Stored data entries:
::::

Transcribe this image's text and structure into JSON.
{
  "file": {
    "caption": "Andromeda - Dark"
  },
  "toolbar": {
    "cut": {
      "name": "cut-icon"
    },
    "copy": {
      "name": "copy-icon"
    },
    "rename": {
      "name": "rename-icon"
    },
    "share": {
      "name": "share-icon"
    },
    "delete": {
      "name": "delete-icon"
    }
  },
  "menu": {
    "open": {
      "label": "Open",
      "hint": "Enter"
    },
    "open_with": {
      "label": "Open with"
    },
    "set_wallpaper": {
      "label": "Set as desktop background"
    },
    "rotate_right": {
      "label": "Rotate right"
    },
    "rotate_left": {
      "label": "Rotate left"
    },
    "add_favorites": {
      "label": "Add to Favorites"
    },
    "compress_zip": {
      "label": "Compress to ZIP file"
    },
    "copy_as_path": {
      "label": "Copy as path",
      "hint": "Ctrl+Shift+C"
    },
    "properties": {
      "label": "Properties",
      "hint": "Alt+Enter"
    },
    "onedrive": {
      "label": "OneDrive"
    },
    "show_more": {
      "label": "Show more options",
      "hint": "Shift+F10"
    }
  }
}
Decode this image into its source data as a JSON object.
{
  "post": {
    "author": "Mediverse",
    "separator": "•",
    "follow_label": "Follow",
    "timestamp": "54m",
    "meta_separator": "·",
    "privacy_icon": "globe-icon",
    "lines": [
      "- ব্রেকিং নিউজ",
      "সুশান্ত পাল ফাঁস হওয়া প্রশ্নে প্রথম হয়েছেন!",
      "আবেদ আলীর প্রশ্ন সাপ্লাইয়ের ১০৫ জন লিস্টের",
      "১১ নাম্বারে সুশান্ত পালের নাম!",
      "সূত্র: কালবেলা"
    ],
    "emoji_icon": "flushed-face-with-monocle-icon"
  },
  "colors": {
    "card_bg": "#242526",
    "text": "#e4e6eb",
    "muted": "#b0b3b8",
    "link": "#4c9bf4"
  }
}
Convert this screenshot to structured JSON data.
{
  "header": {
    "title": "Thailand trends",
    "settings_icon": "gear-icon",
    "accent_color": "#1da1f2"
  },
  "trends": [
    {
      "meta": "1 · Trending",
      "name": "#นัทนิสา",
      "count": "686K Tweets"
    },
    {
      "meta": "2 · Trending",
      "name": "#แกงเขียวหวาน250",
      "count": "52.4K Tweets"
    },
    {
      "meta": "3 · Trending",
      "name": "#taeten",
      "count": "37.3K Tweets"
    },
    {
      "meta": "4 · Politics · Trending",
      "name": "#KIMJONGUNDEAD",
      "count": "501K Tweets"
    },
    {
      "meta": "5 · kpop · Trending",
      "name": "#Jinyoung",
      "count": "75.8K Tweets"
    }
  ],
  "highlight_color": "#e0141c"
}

::::

(Written problem) Every line of the material must be returned exactly as it appears.

(Answer to this problem)
Transcribe this image's text and structure into JSON.
{
  "file": {
    "caption": "Andromeda - Dark"
  },
  "toolbar": {
    "cut": {
      "name": "cut-icon"
    },
    "copy": {
      "name": "copy-icon"
    },
    "rename": {
      "name": "rename-icon"
    },
    "share": {
      "name": "share-icon"
    },
    "delete": {
      "name": "delete-icon"
    }
  },
  "menu": {
    "open": {
      "label": "Open",
      "hint": "Enter"
    },
    "open_with": {
      "label": "Open with"
    },
    "set_wallpaper": {
      "label": "Set as desktop background"
    },
    "rotate_right": {
      "label": "Rotate right"
    },
    "rotate_left": {
      "label": "Rotate left"
    },
    "add_favorites": {
      "label": "Add to Favorites"
    },
    "compress_zip": {
      "label": "Compress to ZIP file"
    },
    "copy_as_path": {
      "label": "Copy as path",
      "hint": "Ctrl+Shift+C"
    },
    "properties": {
      "label": "Properties",
      "hint": "Alt+Enter"
    },
    "onedrive": {
      "label": "OneDrive"
    },
    "show_more": {
      "label": "Show more options",
      "hint": "Shift+F10"
    }
  }
}
Decode this image into its source data as a JSON object.
{
  "post": {
    "author": "Mediverse",
    "separator": "•",
    "follow_label": "Follow",
    "timestamp": "54m",
    "meta_separator": "·",
    "privacy_icon": "globe-icon",
    "lines": [
      "- ব্রেকিং নিউজ",
      "সুশান্ত পাল ফাঁস হওয়া প্রশ্নে প্রথম হয়েছেন!",
      "আবেদ আলীর প্রশ্ন সাপ্লাইয়ের ১০৫ জন লিস্টের",
      "১১ নাম্বারে সুশান্ত পালের নাম!",
      "সূত্র: কালবেলা"
    ],
    "emoji_icon": "flushed-face-with-monocle-icon"
  },
  "colors": {
    "card_bg": "#242526",
    "text": "#e4e6eb",
    "muted": "#b0b3b8",
    "link": "#4c9bf4"
  }
}
Convert this screenshot to structured JSON data.
{
  "header": {
    "title": "Thailand trends",
    "settings_icon": "gear-icon",
    "accent_color": "#1da1f2"
  },
  "trends": [
    {
      "meta": "1 · Trending",
      "name": "#นัทนิสา",
      "count": "686K Tweets"
    },
    {
      "meta": "2 · Trending",
      "name": "#แกงเขียวหวาน250",
      "count": "52.4K Tweets"
    },
    {
      "meta": "3 · Trending",
      "name": "#taeten",
      "count": "37.3K Tweets"
    },
    {
      "meta": "4 · Politics · Trending",
      "name": "#KIMJONGUNDEAD",
      "count": "501K Tweets"
    },
    {
      "meta": "5 · kpop · Trending",
      "name": "#Jinyoung",
      "count": "75.8K Tweets"
    }
  ],
  "highlight_color": "#e0141c"
}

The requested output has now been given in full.